● Problem statement: Return every record below exactly as written, omitting any pictures.

====== Records for the task

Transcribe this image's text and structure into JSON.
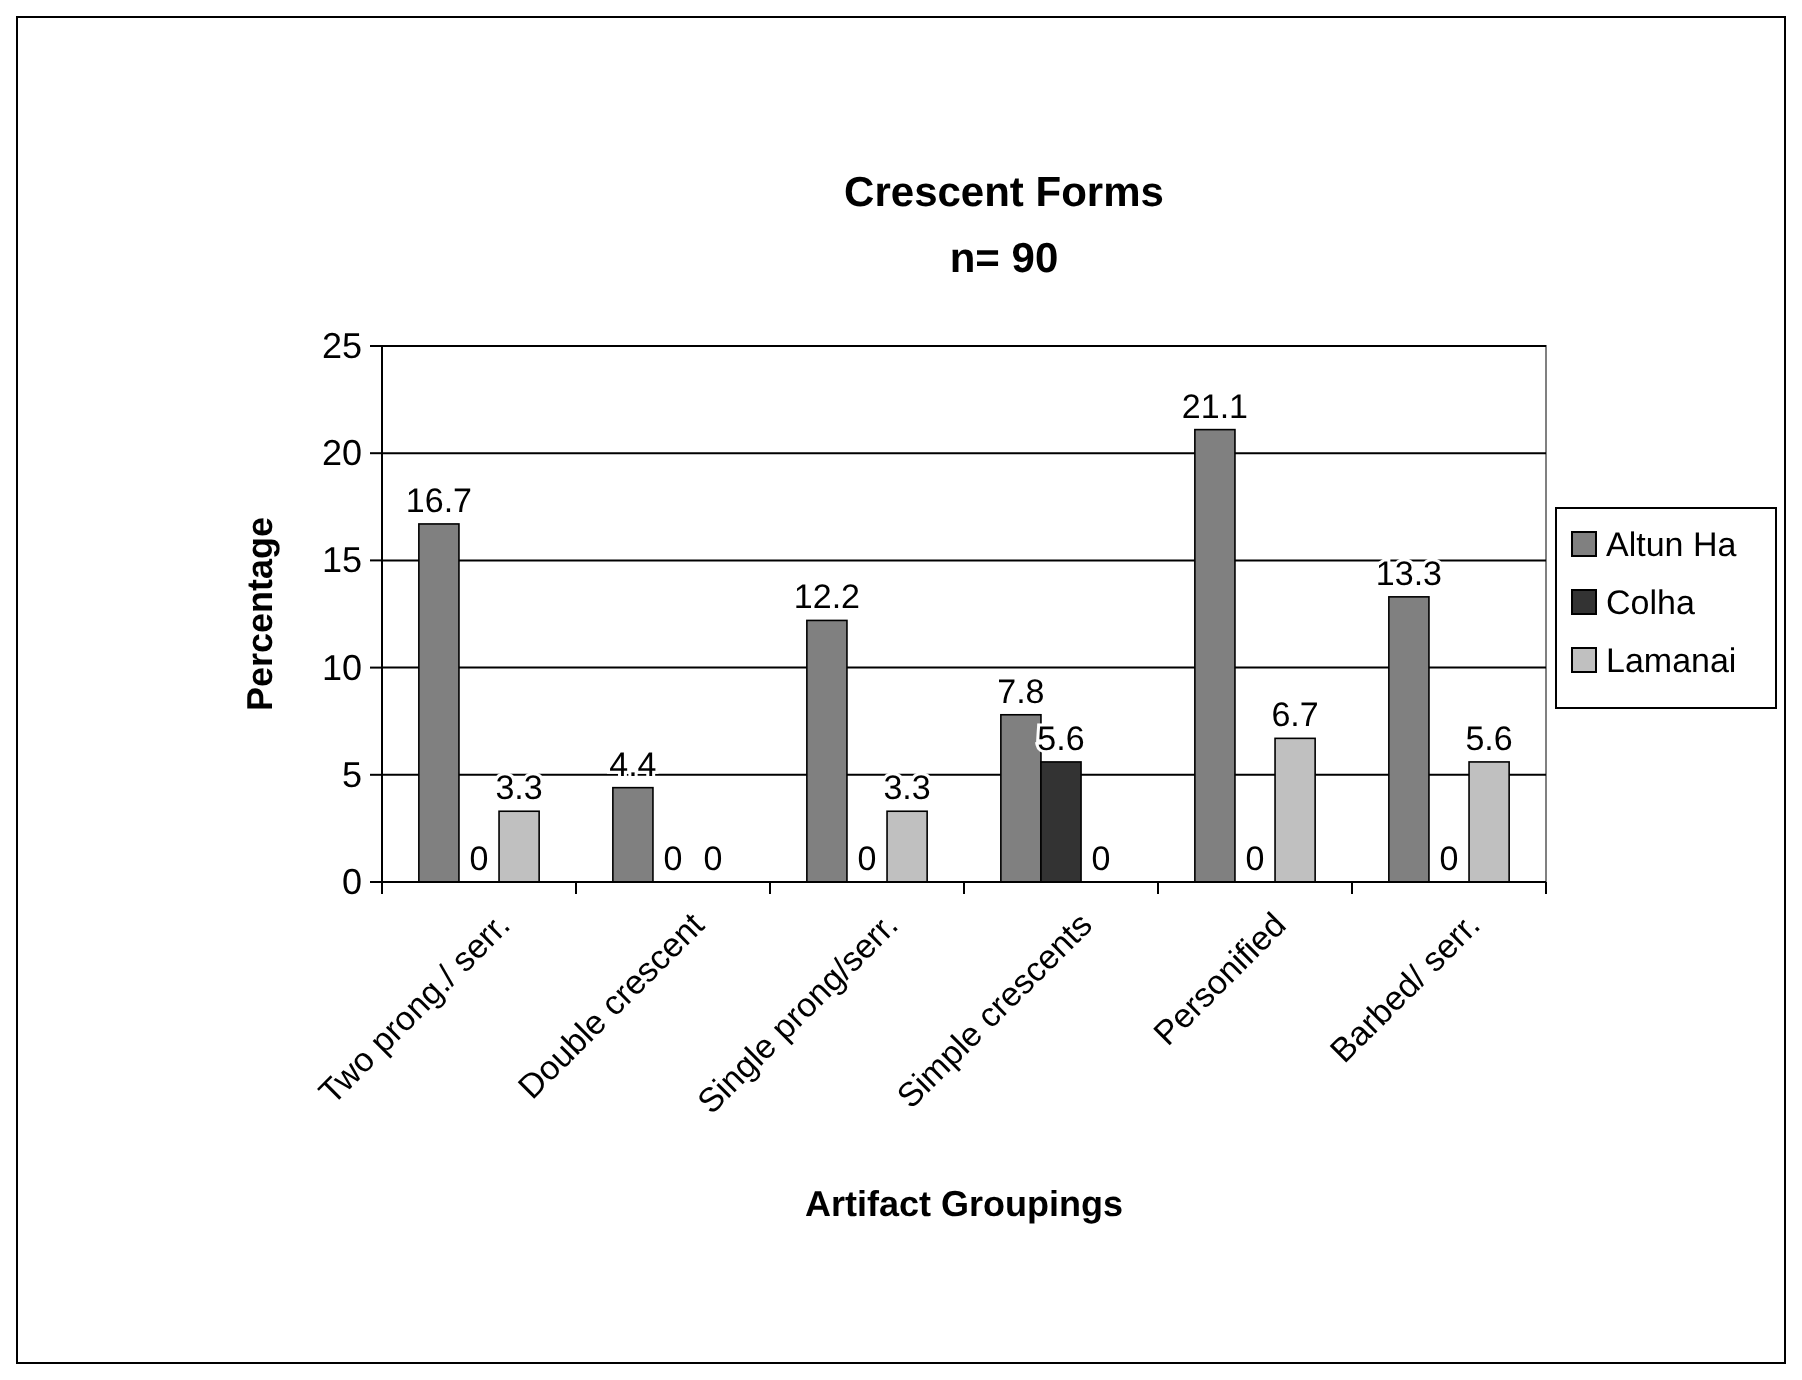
{
  "chart_data": {
    "type": "bar",
    "title": "Crescent Forms",
    "subtitle": "n= 90",
    "xlabel": "Artifact Groupings",
    "ylabel": "Percentage",
    "categories": [
      "Two prong./ serr.",
      "Double crescent",
      "Single prong/serr.",
      "Simple crescents",
      "Personified",
      "Barbed/ serr."
    ],
    "series": [
      {
        "name": "Altun Ha",
        "color": "#808080",
        "values": [
          16.7,
          4.4,
          12.2,
          7.8,
          21.1,
          13.3
        ]
      },
      {
        "name": "Colha",
        "color": "#333333",
        "values": [
          0,
          0,
          0,
          5.6,
          0,
          0
        ]
      },
      {
        "name": "Lamanai",
        "color": "#c0c0c0",
        "values": [
          3.3,
          0,
          3.3,
          0,
          6.7,
          5.6
        ]
      }
    ],
    "ylim": [
      0,
      25
    ],
    "yticks": [
      0,
      5,
      10,
      15,
      20,
      25
    ],
    "grid": "y",
    "legend": "right",
    "data_labels": true
  }
}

============

● Answer to this exercise:
Transcribe this image's text and structure into JSON.
{
  "chart_data": {
    "type": "bar",
    "title": "Crescent Forms",
    "subtitle": "n= 90",
    "xlabel": "Artifact Groupings",
    "ylabel": "Percentage",
    "categories": [
      "Two prong./ serr.",
      "Double crescent",
      "Single prong/serr.",
      "Simple crescents",
      "Personified",
      "Barbed/ serr."
    ],
    "series": [
      {
        "name": "Altun Ha",
        "color": "#808080",
        "values": [
          16.7,
          4.4,
          12.2,
          7.8,
          21.1,
          13.3
        ]
      },
      {
        "name": "Colha",
        "color": "#333333",
        "values": [
          0,
          0,
          0,
          5.6,
          0,
          0
        ]
      },
      {
        "name": "Lamanai",
        "color": "#c0c0c0",
        "values": [
          3.3,
          0,
          3.3,
          0,
          6.7,
          5.6
        ]
      }
    ],
    "ylim": [
      0,
      25
    ],
    "yticks": [
      0,
      5,
      10,
      15,
      20,
      25
    ],
    "grid": "y",
    "legend": "right",
    "data_labels": true
  }
}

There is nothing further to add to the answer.